Pick out every line holding the string "JSON" and copy it.
** begin **
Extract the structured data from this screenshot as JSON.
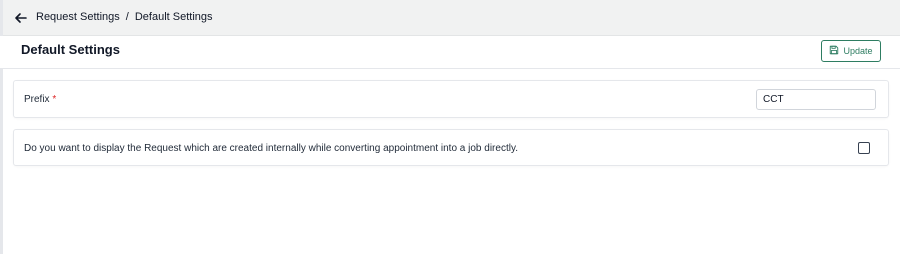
{
  "breadcrumb": {
    "items": [
      "Request Settings",
      "Default Settings"
    ],
    "separator": "/"
  },
  "header": {
    "title": "Default Settings",
    "update_label": "Update"
  },
  "form": {
    "prefix": {
      "label": "Prefix",
      "required_marker": "*",
      "value": "CCT"
    },
    "display_internal_requests": {
      "label": "Do you want to display the Request which are created internally while converting appointment into a job directly.",
      "checked": false
    }
  },
  "icons": {
    "back": "arrow-left-icon",
    "update": "save-icon"
  },
  "colors": {
    "accent": "#2e7d62",
    "required": "#dc2626",
    "breadcrumb_bg": "#f1f2f2"
  }
}
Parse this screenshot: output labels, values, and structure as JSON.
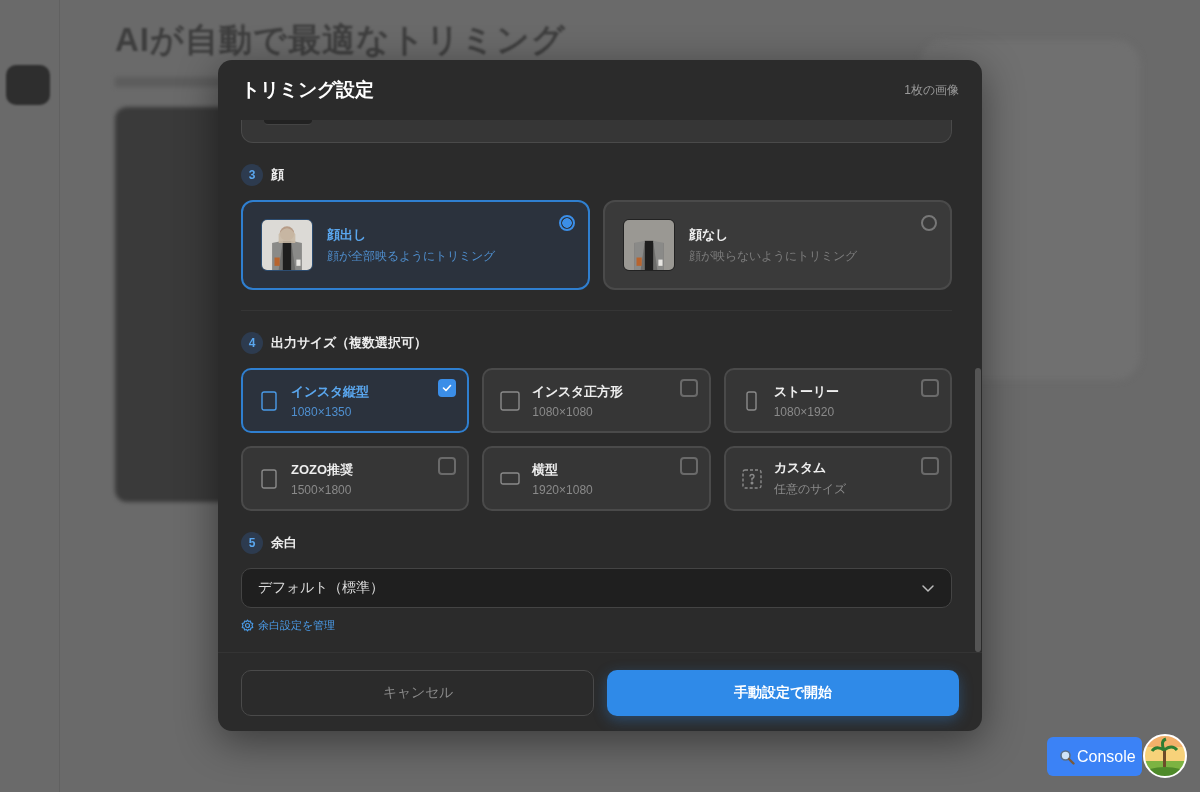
{
  "background": {
    "heading": "AIが自動で最適なトリミング"
  },
  "dialog": {
    "title": "トリミング設定",
    "image_count": "1枚の画像",
    "face_section": {
      "number": "3",
      "label": "顔",
      "options": [
        {
          "title": "顔出し",
          "description": "顔が全部映るようにトリミング",
          "selected": true
        },
        {
          "title": "顔なし",
          "description": "顔が映らないようにトリミング",
          "selected": false
        }
      ]
    },
    "size_section": {
      "number": "4",
      "label": "出力サイズ（複数選択可）",
      "options": [
        {
          "title": "インスタ縦型",
          "size": "1080×1350",
          "kind": "portrait",
          "checked": true
        },
        {
          "title": "インスタ正方形",
          "size": "1080×1080",
          "kind": "square",
          "checked": false
        },
        {
          "title": "ストーリー",
          "size": "1080×1920",
          "kind": "tall",
          "checked": false
        },
        {
          "title": "ZOZO推奨",
          "size": "1500×1800",
          "kind": "portrait",
          "checked": false
        },
        {
          "title": "横型",
          "size": "1920×1080",
          "kind": "wide",
          "checked": false
        },
        {
          "title": "カスタム",
          "size": "任意のサイズ",
          "kind": "custom",
          "checked": false
        }
      ]
    },
    "margin_section": {
      "number": "5",
      "label": "余白",
      "select": {
        "value": "デフォルト（標準）"
      },
      "manage_link": "余白設定を管理"
    },
    "buttons": [
      {
        "label": "キャンセル",
        "kind": "secondary"
      },
      {
        "label": "手動設定で開始",
        "kind": "primary"
      }
    ]
  },
  "console_button": {
    "label": "Console"
  }
}
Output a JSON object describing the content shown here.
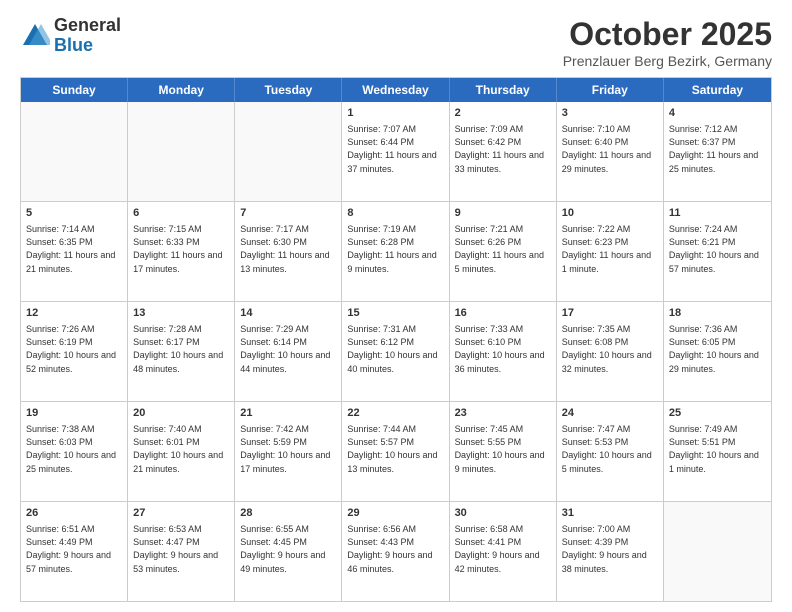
{
  "header": {
    "logo_general": "General",
    "logo_blue": "Blue",
    "month_title": "October 2025",
    "subtitle": "Prenzlauer Berg Bezirk, Germany"
  },
  "weekdays": [
    "Sunday",
    "Monday",
    "Tuesday",
    "Wednesday",
    "Thursday",
    "Friday",
    "Saturday"
  ],
  "rows": [
    [
      {
        "day": "",
        "sunrise": "",
        "sunset": "",
        "daylight": "",
        "empty": true
      },
      {
        "day": "",
        "sunrise": "",
        "sunset": "",
        "daylight": "",
        "empty": true
      },
      {
        "day": "",
        "sunrise": "",
        "sunset": "",
        "daylight": "",
        "empty": true
      },
      {
        "day": "1",
        "sunrise": "Sunrise: 7:07 AM",
        "sunset": "Sunset: 6:44 PM",
        "daylight": "Daylight: 11 hours and 37 minutes."
      },
      {
        "day": "2",
        "sunrise": "Sunrise: 7:09 AM",
        "sunset": "Sunset: 6:42 PM",
        "daylight": "Daylight: 11 hours and 33 minutes."
      },
      {
        "day": "3",
        "sunrise": "Sunrise: 7:10 AM",
        "sunset": "Sunset: 6:40 PM",
        "daylight": "Daylight: 11 hours and 29 minutes."
      },
      {
        "day": "4",
        "sunrise": "Sunrise: 7:12 AM",
        "sunset": "Sunset: 6:37 PM",
        "daylight": "Daylight: 11 hours and 25 minutes."
      }
    ],
    [
      {
        "day": "5",
        "sunrise": "Sunrise: 7:14 AM",
        "sunset": "Sunset: 6:35 PM",
        "daylight": "Daylight: 11 hours and 21 minutes."
      },
      {
        "day": "6",
        "sunrise": "Sunrise: 7:15 AM",
        "sunset": "Sunset: 6:33 PM",
        "daylight": "Daylight: 11 hours and 17 minutes."
      },
      {
        "day": "7",
        "sunrise": "Sunrise: 7:17 AM",
        "sunset": "Sunset: 6:30 PM",
        "daylight": "Daylight: 11 hours and 13 minutes."
      },
      {
        "day": "8",
        "sunrise": "Sunrise: 7:19 AM",
        "sunset": "Sunset: 6:28 PM",
        "daylight": "Daylight: 11 hours and 9 minutes."
      },
      {
        "day": "9",
        "sunrise": "Sunrise: 7:21 AM",
        "sunset": "Sunset: 6:26 PM",
        "daylight": "Daylight: 11 hours and 5 minutes."
      },
      {
        "day": "10",
        "sunrise": "Sunrise: 7:22 AM",
        "sunset": "Sunset: 6:23 PM",
        "daylight": "Daylight: 11 hours and 1 minute."
      },
      {
        "day": "11",
        "sunrise": "Sunrise: 7:24 AM",
        "sunset": "Sunset: 6:21 PM",
        "daylight": "Daylight: 10 hours and 57 minutes."
      }
    ],
    [
      {
        "day": "12",
        "sunrise": "Sunrise: 7:26 AM",
        "sunset": "Sunset: 6:19 PM",
        "daylight": "Daylight: 10 hours and 52 minutes."
      },
      {
        "day": "13",
        "sunrise": "Sunrise: 7:28 AM",
        "sunset": "Sunset: 6:17 PM",
        "daylight": "Daylight: 10 hours and 48 minutes."
      },
      {
        "day": "14",
        "sunrise": "Sunrise: 7:29 AM",
        "sunset": "Sunset: 6:14 PM",
        "daylight": "Daylight: 10 hours and 44 minutes."
      },
      {
        "day": "15",
        "sunrise": "Sunrise: 7:31 AM",
        "sunset": "Sunset: 6:12 PM",
        "daylight": "Daylight: 10 hours and 40 minutes."
      },
      {
        "day": "16",
        "sunrise": "Sunrise: 7:33 AM",
        "sunset": "Sunset: 6:10 PM",
        "daylight": "Daylight: 10 hours and 36 minutes."
      },
      {
        "day": "17",
        "sunrise": "Sunrise: 7:35 AM",
        "sunset": "Sunset: 6:08 PM",
        "daylight": "Daylight: 10 hours and 32 minutes."
      },
      {
        "day": "18",
        "sunrise": "Sunrise: 7:36 AM",
        "sunset": "Sunset: 6:05 PM",
        "daylight": "Daylight: 10 hours and 29 minutes."
      }
    ],
    [
      {
        "day": "19",
        "sunrise": "Sunrise: 7:38 AM",
        "sunset": "Sunset: 6:03 PM",
        "daylight": "Daylight: 10 hours and 25 minutes."
      },
      {
        "day": "20",
        "sunrise": "Sunrise: 7:40 AM",
        "sunset": "Sunset: 6:01 PM",
        "daylight": "Daylight: 10 hours and 21 minutes."
      },
      {
        "day": "21",
        "sunrise": "Sunrise: 7:42 AM",
        "sunset": "Sunset: 5:59 PM",
        "daylight": "Daylight: 10 hours and 17 minutes."
      },
      {
        "day": "22",
        "sunrise": "Sunrise: 7:44 AM",
        "sunset": "Sunset: 5:57 PM",
        "daylight": "Daylight: 10 hours and 13 minutes."
      },
      {
        "day": "23",
        "sunrise": "Sunrise: 7:45 AM",
        "sunset": "Sunset: 5:55 PM",
        "daylight": "Daylight: 10 hours and 9 minutes."
      },
      {
        "day": "24",
        "sunrise": "Sunrise: 7:47 AM",
        "sunset": "Sunset: 5:53 PM",
        "daylight": "Daylight: 10 hours and 5 minutes."
      },
      {
        "day": "25",
        "sunrise": "Sunrise: 7:49 AM",
        "sunset": "Sunset: 5:51 PM",
        "daylight": "Daylight: 10 hours and 1 minute."
      }
    ],
    [
      {
        "day": "26",
        "sunrise": "Sunrise: 6:51 AM",
        "sunset": "Sunset: 4:49 PM",
        "daylight": "Daylight: 9 hours and 57 minutes."
      },
      {
        "day": "27",
        "sunrise": "Sunrise: 6:53 AM",
        "sunset": "Sunset: 4:47 PM",
        "daylight": "Daylight: 9 hours and 53 minutes."
      },
      {
        "day": "28",
        "sunrise": "Sunrise: 6:55 AM",
        "sunset": "Sunset: 4:45 PM",
        "daylight": "Daylight: 9 hours and 49 minutes."
      },
      {
        "day": "29",
        "sunrise": "Sunrise: 6:56 AM",
        "sunset": "Sunset: 4:43 PM",
        "daylight": "Daylight: 9 hours and 46 minutes."
      },
      {
        "day": "30",
        "sunrise": "Sunrise: 6:58 AM",
        "sunset": "Sunset: 4:41 PM",
        "daylight": "Daylight: 9 hours and 42 minutes."
      },
      {
        "day": "31",
        "sunrise": "Sunrise: 7:00 AM",
        "sunset": "Sunset: 4:39 PM",
        "daylight": "Daylight: 9 hours and 38 minutes."
      },
      {
        "day": "",
        "sunrise": "",
        "sunset": "",
        "daylight": "",
        "empty": true
      }
    ]
  ]
}
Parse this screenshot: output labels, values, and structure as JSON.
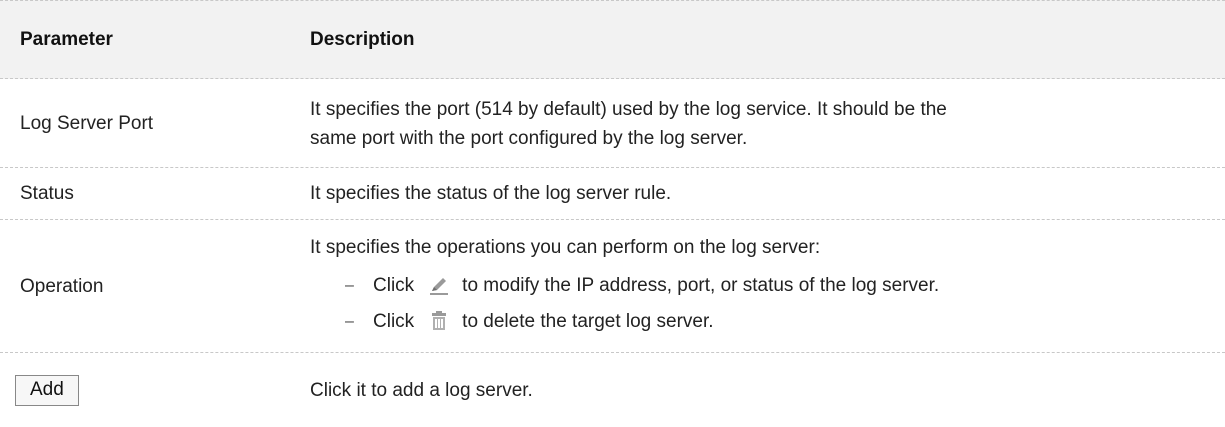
{
  "table": {
    "header": {
      "parameter": "Parameter",
      "description": "Description"
    },
    "rows": [
      {
        "parameter": "Log Server Port",
        "description_line1": "It specifies the port (514 by default) used by the log service. It should be the",
        "description_line2": "same port with the port configured by the log server."
      },
      {
        "parameter": "Status",
        "description": "It specifies the status of the log server rule."
      },
      {
        "parameter": "Operation",
        "intro": "It specifies the operations you can perform on the log server:",
        "items": [
          {
            "dash": "–",
            "click": "Click",
            "icon": "edit-pencil-icon",
            "text": "to modify the IP address, port, or status of the log server."
          },
          {
            "dash": "–",
            "click": "Click",
            "icon": "trash-bin-icon",
            "text": "to delete the target log server."
          }
        ]
      },
      {
        "parameter_button": "Add",
        "description": "Click it to add a log server."
      }
    ]
  },
  "colors": {
    "header_bg": "#f2f2f2",
    "divider": "#c8c8c8",
    "text": "#222222",
    "icon": "#9a9a9a"
  }
}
** end **
> **TASK RESPONSE**:
Extract the structured data from this screenshot as JSON.
Parse this screenshot: output labels, values, and structure as JSON.
Output a JSON object describing the content shown here.
Parse this screenshot: output labels, values, and structure as JSON.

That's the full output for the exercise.